* **WHAT THE TASK ASKS**: Produce an exact copy of all the data below, dropping every image.

***** RECORDS

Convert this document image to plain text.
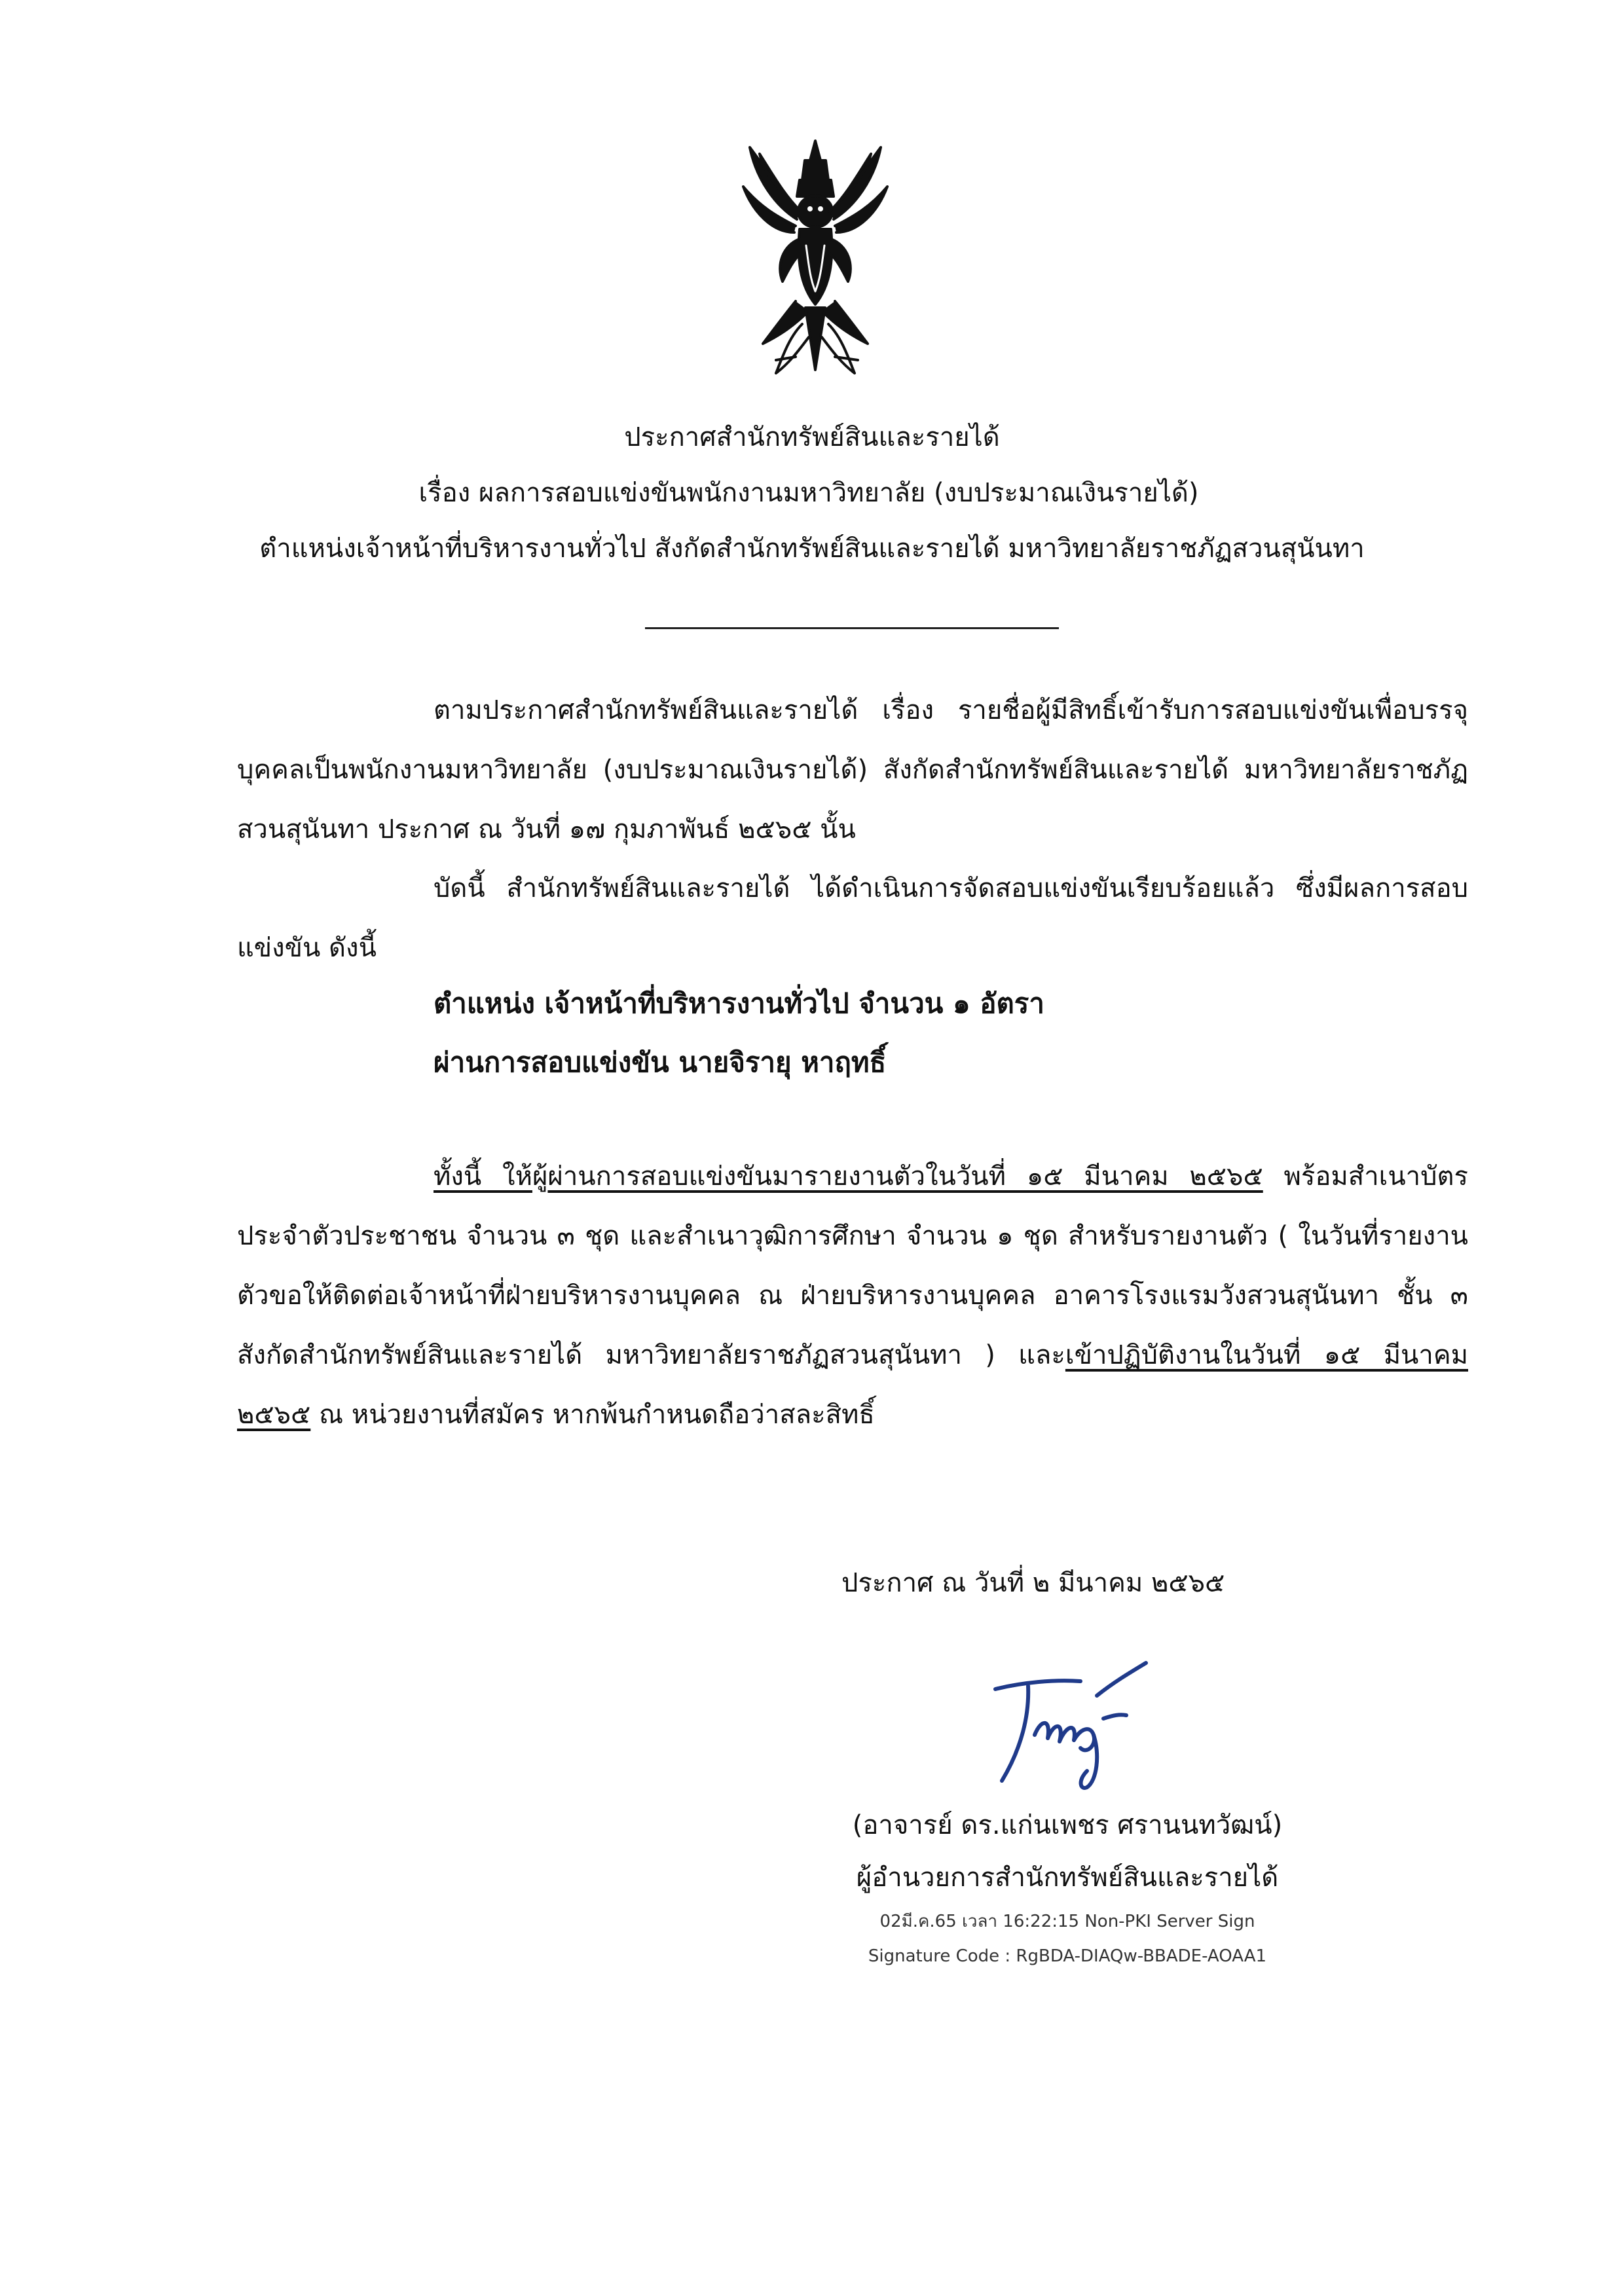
ประกาศสำนักทรัพย์สินและรายได้
เรื่อง ผลการสอบแข่งขันพนักงานมหาวิทยาลัย (งบประมาณเงินรายได้)
ตำแหน่งเจ้าหน้าที่บริหารงานทั่วไป สังกัดสำนักทรัพย์สินและรายได้ มหาวิทยาลัยราชภัฏสวนสุนันทา

ตามประกาศสำนักทรัพย์สินและรายได้ เรื่อง รายชื่อผู้มีสิทธิ์เข้ารับการสอบแข่งขันเพื่อบรรจุบุคคลเป็นพนักงานมหาวิทยาลัย (งบประมาณเงินรายได้) สังกัดสำนักทรัพย์สินและรายได้ มหาวิทยาลัยราชภัฏสวนสุนันทา ประกาศ ณ วันที่ ๑๗ กุมภาพันธ์ ๒๕๖๕ นั้น

บัดนี้ สำนักทรัพย์สินและรายได้ ได้ดำเนินการจัดสอบแข่งขันเรียบร้อยแล้ว ซึ่งมีผลการสอบแข่งขัน ดังนี้

ตำแหน่ง เจ้าหน้าที่บริหารงานทั่วไป จำนวน ๑ อัตรา
ผ่านการสอบแข่งขัน นายจิรายุ หาฤทธิ์

ทั้งนี้ ให้ผู้ผ่านการสอบแข่งขันมารายงานตัวในวันที่ ๑๕ มีนาคม ๒๕๖๕ พร้อมสำเนาบัตรประจำตัวประชาชน จำนวน ๓ ชุด และสำเนาวุฒิการศึกษา จำนวน ๑ ชุด สำหรับรายงานตัว ( ในวันที่รายงานตัวขอให้ติดต่อเจ้าหน้าที่ฝ่ายบริหารงานบุคคล ณ ฝ่ายบริหารงานบุคคล อาคารโรงแรมวังสวนสุนันทา ชั้น ๓ สังกัดสำนักทรัพย์สินและรายได้ มหาวิทยาลัยราชภัฏสวนสุนันทา ) และเข้าปฏิบัติงานในวันที่ ๑๕ มีนาคม ๒๕๖๕ ณ หน่วยงานที่สมัคร หากพ้นกำหนดถือว่าสละสิทธิ์

ประกาศ ณ วันที่ ๒ มีนาคม ๒๕๖๕
(อาจารย์ ดร.แก่นเพชร ศรานนทวัฒน์)
ผู้อำนวยการสำนักทรัพย์สินและรายได้
02มี.ค.65 เวลา 16:22:15 Non-PKI Server Sign
Signature Code : RgBDA-DIAQw-BBADE-AOAA1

**********

* **PROBLEM SOLUTION**:
Convert this document image to plain text.
ประกาศสำนักทรัพย์สินและรายได้
เรื่อง ผลการสอบแข่งขันพนักงานมหาวิทยาลัย (งบประมาณเงินรายได้)
ตำแหน่งเจ้าหน้าที่บริหารงานทั่วไป สังกัดสำนักทรัพย์สินและรายได้ มหาวิทยาลัยราชภัฏสวนสุนันทา

ตามประกาศสำนักทรัพย์สินและรายได้ เรื่อง รายชื่อผู้มีสิทธิ์เข้ารับการสอบแข่งขันเพื่อบรรจุบุคคลเป็นพนักงานมหาวิทยาลัย (งบประมาณเงินรายได้) สังกัดสำนักทรัพย์สินและรายได้ มหาวิทยาลัยราชภัฏสวนสุนันทา ประกาศ ณ วันที่ ๑๗ กุมภาพันธ์ ๒๕๖๕ นั้น

บัดนี้ สำนักทรัพย์สินและรายได้ ได้ดำเนินการจัดสอบแข่งขันเรียบร้อยแล้ว ซึ่งมีผลการสอบแข่งขัน ดังนี้

ตำแหน่ง เจ้าหน้าที่บริหารงานทั่วไป จำนวน ๑ อัตรา
ผ่านการสอบแข่งขัน นายจิรายุ หาฤทธิ์

ทั้งนี้ ให้ผู้ผ่านการสอบแข่งขันมารายงานตัวในวันที่ ๑๕ มีนาคม ๒๕๖๕ พร้อมสำเนาบัตรประจำตัวประชาชน จำนวน ๓ ชุด และสำเนาวุฒิการศึกษา จำนวน ๑ ชุด สำหรับรายงานตัว ( ในวันที่รายงานตัวขอให้ติดต่อเจ้าหน้าที่ฝ่ายบริหารงานบุคคล ณ ฝ่ายบริหารงานบุคคล อาคารโรงแรมวังสวนสุนันทา ชั้น ๓ สังกัดสำนักทรัพย์สินและรายได้ มหาวิทยาลัยราชภัฏสวนสุนันทา ) และเข้าปฏิบัติงานในวันที่ ๑๕ มีนาคม ๒๕๖๕ ณ หน่วยงานที่สมัคร หากพ้นกำหนดถือว่าสละสิทธิ์

ประกาศ ณ วันที่ ๒ มีนาคม ๒๕๖๕
(อาจารย์ ดร.แก่นเพชร ศรานนทวัฒน์)
ผู้อำนวยการสำนักทรัพย์สินและรายได้
02มี.ค.65 เวลา 16:22:15 Non-PKI Server Sign
Signature Code : RgBDA-DIAQw-BBADE-AOAA1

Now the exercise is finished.